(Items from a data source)
•••••

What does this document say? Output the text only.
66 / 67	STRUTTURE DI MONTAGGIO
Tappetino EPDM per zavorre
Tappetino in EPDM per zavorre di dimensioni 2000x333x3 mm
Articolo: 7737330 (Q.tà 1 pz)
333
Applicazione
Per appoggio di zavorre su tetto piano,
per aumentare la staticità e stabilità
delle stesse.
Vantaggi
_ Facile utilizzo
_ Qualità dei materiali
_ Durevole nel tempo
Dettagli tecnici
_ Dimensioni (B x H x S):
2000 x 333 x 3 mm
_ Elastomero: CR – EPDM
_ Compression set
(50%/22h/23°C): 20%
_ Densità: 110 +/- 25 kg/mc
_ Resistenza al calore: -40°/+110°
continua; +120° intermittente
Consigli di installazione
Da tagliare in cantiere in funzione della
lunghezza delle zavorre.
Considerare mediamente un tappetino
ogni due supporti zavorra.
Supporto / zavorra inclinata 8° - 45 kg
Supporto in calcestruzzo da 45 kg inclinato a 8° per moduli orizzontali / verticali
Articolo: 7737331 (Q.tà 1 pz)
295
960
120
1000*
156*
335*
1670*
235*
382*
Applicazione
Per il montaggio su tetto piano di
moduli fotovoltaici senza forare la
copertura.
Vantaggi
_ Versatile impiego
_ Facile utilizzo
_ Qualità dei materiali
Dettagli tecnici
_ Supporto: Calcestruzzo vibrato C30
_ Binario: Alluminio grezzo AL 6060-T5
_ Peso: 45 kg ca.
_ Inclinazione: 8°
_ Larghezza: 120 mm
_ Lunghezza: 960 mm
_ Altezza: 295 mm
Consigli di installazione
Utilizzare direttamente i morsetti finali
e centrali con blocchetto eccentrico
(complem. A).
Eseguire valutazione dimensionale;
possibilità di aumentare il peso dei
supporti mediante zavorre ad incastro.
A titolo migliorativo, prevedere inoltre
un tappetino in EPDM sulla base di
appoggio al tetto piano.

•••••

Determine how many lines of the listing above hold the word "Articolo". Report that number without anything else.

▶ Task result
2